Can you write out the whole listing exactly?

--*--

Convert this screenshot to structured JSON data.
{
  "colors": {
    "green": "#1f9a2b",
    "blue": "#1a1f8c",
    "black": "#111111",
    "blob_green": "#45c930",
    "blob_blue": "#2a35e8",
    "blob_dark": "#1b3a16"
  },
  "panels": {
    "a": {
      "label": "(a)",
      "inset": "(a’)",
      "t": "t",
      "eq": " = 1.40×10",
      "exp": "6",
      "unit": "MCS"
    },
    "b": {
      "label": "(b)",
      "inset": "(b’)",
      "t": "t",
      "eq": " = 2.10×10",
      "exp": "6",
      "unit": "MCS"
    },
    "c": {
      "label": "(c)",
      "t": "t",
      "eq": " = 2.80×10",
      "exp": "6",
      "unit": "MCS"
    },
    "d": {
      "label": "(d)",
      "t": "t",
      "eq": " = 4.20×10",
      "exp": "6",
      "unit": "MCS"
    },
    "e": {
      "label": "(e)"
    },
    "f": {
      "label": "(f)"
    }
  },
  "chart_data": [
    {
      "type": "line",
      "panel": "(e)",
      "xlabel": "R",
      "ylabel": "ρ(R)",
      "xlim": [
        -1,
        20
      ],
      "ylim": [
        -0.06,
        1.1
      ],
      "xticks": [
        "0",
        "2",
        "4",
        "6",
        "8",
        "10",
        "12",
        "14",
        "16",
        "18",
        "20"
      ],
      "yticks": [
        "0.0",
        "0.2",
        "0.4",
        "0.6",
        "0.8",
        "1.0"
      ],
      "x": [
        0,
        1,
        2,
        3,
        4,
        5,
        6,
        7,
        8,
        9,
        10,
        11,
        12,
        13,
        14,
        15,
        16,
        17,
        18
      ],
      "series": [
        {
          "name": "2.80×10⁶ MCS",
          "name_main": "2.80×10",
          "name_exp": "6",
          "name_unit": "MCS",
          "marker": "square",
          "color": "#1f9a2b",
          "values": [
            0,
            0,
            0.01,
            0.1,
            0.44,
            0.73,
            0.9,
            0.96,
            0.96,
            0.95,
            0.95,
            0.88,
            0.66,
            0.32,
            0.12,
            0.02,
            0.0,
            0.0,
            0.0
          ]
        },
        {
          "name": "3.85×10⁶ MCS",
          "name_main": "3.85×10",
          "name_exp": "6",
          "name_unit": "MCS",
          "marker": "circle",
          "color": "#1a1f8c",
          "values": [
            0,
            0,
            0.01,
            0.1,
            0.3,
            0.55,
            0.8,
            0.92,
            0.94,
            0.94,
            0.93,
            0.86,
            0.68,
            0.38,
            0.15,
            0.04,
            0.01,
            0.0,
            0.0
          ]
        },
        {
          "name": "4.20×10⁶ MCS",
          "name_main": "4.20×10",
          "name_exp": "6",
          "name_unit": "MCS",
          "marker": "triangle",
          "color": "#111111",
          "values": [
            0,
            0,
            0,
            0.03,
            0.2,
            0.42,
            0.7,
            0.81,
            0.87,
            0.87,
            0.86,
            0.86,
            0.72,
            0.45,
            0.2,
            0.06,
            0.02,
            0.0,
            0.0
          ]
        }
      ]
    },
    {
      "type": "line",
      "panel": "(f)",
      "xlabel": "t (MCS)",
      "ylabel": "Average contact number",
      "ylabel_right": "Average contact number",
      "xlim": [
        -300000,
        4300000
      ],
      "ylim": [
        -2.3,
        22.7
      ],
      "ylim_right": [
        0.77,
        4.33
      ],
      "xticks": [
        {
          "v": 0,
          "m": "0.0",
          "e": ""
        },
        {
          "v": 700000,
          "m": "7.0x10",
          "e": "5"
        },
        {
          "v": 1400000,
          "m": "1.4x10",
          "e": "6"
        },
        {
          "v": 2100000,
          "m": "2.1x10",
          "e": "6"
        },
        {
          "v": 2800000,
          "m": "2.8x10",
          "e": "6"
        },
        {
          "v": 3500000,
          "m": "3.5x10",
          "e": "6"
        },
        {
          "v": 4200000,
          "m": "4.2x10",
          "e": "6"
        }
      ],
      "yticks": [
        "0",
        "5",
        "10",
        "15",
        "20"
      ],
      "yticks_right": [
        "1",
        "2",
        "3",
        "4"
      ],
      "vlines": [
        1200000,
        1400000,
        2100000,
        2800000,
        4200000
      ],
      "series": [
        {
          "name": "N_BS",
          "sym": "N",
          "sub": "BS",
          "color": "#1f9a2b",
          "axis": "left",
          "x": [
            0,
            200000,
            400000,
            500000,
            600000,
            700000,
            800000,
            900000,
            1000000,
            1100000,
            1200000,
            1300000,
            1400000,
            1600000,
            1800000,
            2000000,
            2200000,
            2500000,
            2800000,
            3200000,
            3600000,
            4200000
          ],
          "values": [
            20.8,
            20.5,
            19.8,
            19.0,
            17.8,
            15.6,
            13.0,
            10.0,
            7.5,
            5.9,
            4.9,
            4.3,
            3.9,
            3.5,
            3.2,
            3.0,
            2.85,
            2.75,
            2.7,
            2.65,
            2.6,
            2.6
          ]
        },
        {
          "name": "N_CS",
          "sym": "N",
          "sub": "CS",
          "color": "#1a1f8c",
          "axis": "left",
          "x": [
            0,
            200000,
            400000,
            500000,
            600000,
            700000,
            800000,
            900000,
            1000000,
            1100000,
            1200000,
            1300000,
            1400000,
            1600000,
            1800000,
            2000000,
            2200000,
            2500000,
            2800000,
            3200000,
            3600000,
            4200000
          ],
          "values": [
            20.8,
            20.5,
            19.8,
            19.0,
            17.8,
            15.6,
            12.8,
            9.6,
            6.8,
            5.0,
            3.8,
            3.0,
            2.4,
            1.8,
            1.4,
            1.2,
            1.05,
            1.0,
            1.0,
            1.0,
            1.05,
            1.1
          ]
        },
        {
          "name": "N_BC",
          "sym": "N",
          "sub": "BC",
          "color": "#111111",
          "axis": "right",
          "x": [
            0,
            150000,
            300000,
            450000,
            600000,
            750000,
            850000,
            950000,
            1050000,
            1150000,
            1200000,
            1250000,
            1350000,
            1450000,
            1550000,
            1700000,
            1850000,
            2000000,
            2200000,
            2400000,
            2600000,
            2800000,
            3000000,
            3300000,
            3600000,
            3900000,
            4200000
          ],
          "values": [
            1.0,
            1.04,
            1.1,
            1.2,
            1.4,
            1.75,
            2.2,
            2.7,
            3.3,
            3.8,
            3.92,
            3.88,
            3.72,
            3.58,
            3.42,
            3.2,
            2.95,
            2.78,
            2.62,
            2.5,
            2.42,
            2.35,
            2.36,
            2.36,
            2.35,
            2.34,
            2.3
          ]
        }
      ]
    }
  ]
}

--*--

> _Full answer_:
Convert this screenshot to structured JSON data.
{
  "colors": {
    "green": "#1f9a2b",
    "blue": "#1a1f8c",
    "black": "#111111",
    "blob_green": "#45c930",
    "blob_blue": "#2a35e8",
    "blob_dark": "#1b3a16"
  },
  "panels": {
    "a": {
      "label": "(a)",
      "inset": "(a’)",
      "t": "t",
      "eq": " = 1.40×10",
      "exp": "6",
      "unit": "MCS"
    },
    "b": {
      "label": "(b)",
      "inset": "(b’)",
      "t": "t",
      "eq": " = 2.10×10",
      "exp": "6",
      "unit": "MCS"
    },
    "c": {
      "label": "(c)",
      "t": "t",
      "eq": " = 2.80×10",
      "exp": "6",
      "unit": "MCS"
    },
    "d": {
      "label": "(d)",
      "t": "t",
      "eq": " = 4.20×10",
      "exp": "6",
      "unit": "MCS"
    },
    "e": {
      "label": "(e)"
    },
    "f": {
      "label": "(f)"
    }
  },
  "chart_data": [
    {
      "type": "line",
      "panel": "(e)",
      "xlabel": "R",
      "ylabel": "ρ(R)",
      "xlim": [
        -1,
        20
      ],
      "ylim": [
        -0.06,
        1.1
      ],
      "xticks": [
        "0",
        "2",
        "4",
        "6",
        "8",
        "10",
        "12",
        "14",
        "16",
        "18",
        "20"
      ],
      "yticks": [
        "0.0",
        "0.2",
        "0.4",
        "0.6",
        "0.8",
        "1.0"
      ],
      "x": [
        0,
        1,
        2,
        3,
        4,
        5,
        6,
        7,
        8,
        9,
        10,
        11,
        12,
        13,
        14,
        15,
        16,
        17,
        18
      ],
      "series": [
        {
          "name": "2.80×10⁶ MCS",
          "name_main": "2.80×10",
          "name_exp": "6",
          "name_unit": "MCS",
          "marker": "square",
          "color": "#1f9a2b",
          "values": [
            0,
            0,
            0.01,
            0.1,
            0.44,
            0.73,
            0.9,
            0.96,
            0.96,
            0.95,
            0.95,
            0.88,
            0.66,
            0.32,
            0.12,
            0.02,
            0.0,
            0.0,
            0.0
          ]
        },
        {
          "name": "3.85×10⁶ MCS",
          "name_main": "3.85×10",
          "name_exp": "6",
          "name_unit": "MCS",
          "marker": "circle",
          "color": "#1a1f8c",
          "values": [
            0,
            0,
            0.01,
            0.1,
            0.3,
            0.55,
            0.8,
            0.92,
            0.94,
            0.94,
            0.93,
            0.86,
            0.68,
            0.38,
            0.15,
            0.04,
            0.01,
            0.0,
            0.0
          ]
        },
        {
          "name": "4.20×10⁶ MCS",
          "name_main": "4.20×10",
          "name_exp": "6",
          "name_unit": "MCS",
          "marker": "triangle",
          "color": "#111111",
          "values": [
            0,
            0,
            0,
            0.03,
            0.2,
            0.42,
            0.7,
            0.81,
            0.87,
            0.87,
            0.86,
            0.86,
            0.72,
            0.45,
            0.2,
            0.06,
            0.02,
            0.0,
            0.0
          ]
        }
      ]
    },
    {
      "type": "line",
      "panel": "(f)",
      "xlabel": "t (MCS)",
      "ylabel": "Average contact number",
      "ylabel_right": "Average contact number",
      "xlim": [
        -300000,
        4300000
      ],
      "ylim": [
        -2.3,
        22.7
      ],
      "ylim_right": [
        0.77,
        4.33
      ],
      "xticks": [
        {
          "v": 0,
          "m": "0.0",
          "e": ""
        },
        {
          "v": 700000,
          "m": "7.0x10",
          "e": "5"
        },
        {
          "v": 1400000,
          "m": "1.4x10",
          "e": "6"
        },
        {
          "v": 2100000,
          "m": "2.1x10",
          "e": "6"
        },
        {
          "v": 2800000,
          "m": "2.8x10",
          "e": "6"
        },
        {
          "v": 3500000,
          "m": "3.5x10",
          "e": "6"
        },
        {
          "v": 4200000,
          "m": "4.2x10",
          "e": "6"
        }
      ],
      "yticks": [
        "0",
        "5",
        "10",
        "15",
        "20"
      ],
      "yticks_right": [
        "1",
        "2",
        "3",
        "4"
      ],
      "vlines": [
        1200000,
        1400000,
        2100000,
        2800000,
        4200000
      ],
      "series": [
        {
          "name": "N_BS",
          "sym": "N",
          "sub": "BS",
          "color": "#1f9a2b",
          "axis": "left",
          "x": [
            0,
            200000,
            400000,
            500000,
            600000,
            700000,
            800000,
            900000,
            1000000,
            1100000,
            1200000,
            1300000,
            1400000,
            1600000,
            1800000,
            2000000,
            2200000,
            2500000,
            2800000,
            3200000,
            3600000,
            4200000
          ],
          "values": [
            20.8,
            20.5,
            19.8,
            19.0,
            17.8,
            15.6,
            13.0,
            10.0,
            7.5,
            5.9,
            4.9,
            4.3,
            3.9,
            3.5,
            3.2,
            3.0,
            2.85,
            2.75,
            2.7,
            2.65,
            2.6,
            2.6
          ]
        },
        {
          "name": "N_CS",
          "sym": "N",
          "sub": "CS",
          "color": "#1a1f8c",
          "axis": "left",
          "x": [
            0,
            200000,
            400000,
            500000,
            600000,
            700000,
            800000,
            900000,
            1000000,
            1100000,
            1200000,
            1300000,
            1400000,
            1600000,
            1800000,
            2000000,
            2200000,
            2500000,
            2800000,
            3200000,
            3600000,
            4200000
          ],
          "values": [
            20.8,
            20.5,
            19.8,
            19.0,
            17.8,
            15.6,
            12.8,
            9.6,
            6.8,
            5.0,
            3.8,
            3.0,
            2.4,
            1.8,
            1.4,
            1.2,
            1.05,
            1.0,
            1.0,
            1.0,
            1.05,
            1.1
          ]
        },
        {
          "name": "N_BC",
          "sym": "N",
          "sub": "BC",
          "color": "#111111",
          "axis": "right",
          "x": [
            0,
            150000,
            300000,
            450000,
            600000,
            750000,
            850000,
            950000,
            1050000,
            1150000,
            1200000,
            1250000,
            1350000,
            1450000,
            1550000,
            1700000,
            1850000,
            2000000,
            2200000,
            2400000,
            2600000,
            2800000,
            3000000,
            3300000,
            3600000,
            3900000,
            4200000
          ],
          "values": [
            1.0,
            1.04,
            1.1,
            1.2,
            1.4,
            1.75,
            2.2,
            2.7,
            3.3,
            3.8,
            3.92,
            3.88,
            3.72,
            3.58,
            3.42,
            3.2,
            2.95,
            2.78,
            2.62,
            2.5,
            2.42,
            2.35,
            2.36,
            2.36,
            2.35,
            2.34,
            2.3
          ]
        }
      ]
    }
  ]
}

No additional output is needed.